[Records from a data collection]
--- START ---

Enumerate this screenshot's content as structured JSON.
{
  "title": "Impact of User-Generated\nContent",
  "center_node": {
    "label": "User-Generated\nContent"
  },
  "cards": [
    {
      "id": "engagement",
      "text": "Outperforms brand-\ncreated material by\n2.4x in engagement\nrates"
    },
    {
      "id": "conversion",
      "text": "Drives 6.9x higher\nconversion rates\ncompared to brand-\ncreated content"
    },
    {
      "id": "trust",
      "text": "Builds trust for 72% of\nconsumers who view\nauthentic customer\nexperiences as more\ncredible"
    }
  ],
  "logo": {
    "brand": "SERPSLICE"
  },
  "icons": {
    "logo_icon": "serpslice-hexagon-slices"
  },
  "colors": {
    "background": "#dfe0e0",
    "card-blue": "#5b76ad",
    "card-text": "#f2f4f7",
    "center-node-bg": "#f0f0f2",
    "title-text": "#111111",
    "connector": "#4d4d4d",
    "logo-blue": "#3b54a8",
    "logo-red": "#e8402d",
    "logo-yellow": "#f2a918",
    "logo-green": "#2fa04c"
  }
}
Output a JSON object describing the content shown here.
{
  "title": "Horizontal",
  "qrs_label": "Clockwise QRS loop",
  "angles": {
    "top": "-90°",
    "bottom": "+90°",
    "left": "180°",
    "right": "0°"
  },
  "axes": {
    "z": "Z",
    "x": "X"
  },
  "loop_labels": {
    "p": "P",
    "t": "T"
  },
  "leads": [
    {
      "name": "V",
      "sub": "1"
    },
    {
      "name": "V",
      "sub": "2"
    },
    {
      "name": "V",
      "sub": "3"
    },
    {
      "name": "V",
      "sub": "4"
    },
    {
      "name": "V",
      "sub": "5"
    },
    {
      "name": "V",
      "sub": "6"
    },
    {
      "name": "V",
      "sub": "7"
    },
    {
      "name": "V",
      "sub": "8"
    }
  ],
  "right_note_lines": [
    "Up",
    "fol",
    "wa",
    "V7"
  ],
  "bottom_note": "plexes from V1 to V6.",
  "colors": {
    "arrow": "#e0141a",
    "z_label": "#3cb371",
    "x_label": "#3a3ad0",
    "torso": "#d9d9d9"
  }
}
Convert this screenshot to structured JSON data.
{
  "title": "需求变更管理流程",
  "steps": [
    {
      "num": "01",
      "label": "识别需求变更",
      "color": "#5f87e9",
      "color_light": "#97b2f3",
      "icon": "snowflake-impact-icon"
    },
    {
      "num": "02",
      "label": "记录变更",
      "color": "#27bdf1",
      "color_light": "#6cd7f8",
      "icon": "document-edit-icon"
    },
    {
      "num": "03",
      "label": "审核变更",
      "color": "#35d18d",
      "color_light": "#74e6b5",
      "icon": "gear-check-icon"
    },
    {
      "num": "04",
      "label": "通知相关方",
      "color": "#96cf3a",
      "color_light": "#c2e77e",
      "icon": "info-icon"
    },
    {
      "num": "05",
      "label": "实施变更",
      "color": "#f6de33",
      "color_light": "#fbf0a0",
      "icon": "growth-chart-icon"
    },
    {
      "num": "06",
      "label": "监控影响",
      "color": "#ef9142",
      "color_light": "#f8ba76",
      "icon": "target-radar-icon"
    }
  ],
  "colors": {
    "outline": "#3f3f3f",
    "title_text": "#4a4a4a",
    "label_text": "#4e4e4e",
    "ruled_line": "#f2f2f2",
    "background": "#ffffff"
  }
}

--- END ---

- DESCRIPTION OF THE TASK: Copy each line above that contains the string "ncreated".

- RESULT:
      "text": "Outperforms brand-\ncreated material by\n2.4x in engagement\nrates"
      "text": "Drives 6.9x higher\nconversion rates\ncompared to brand-\ncreated content"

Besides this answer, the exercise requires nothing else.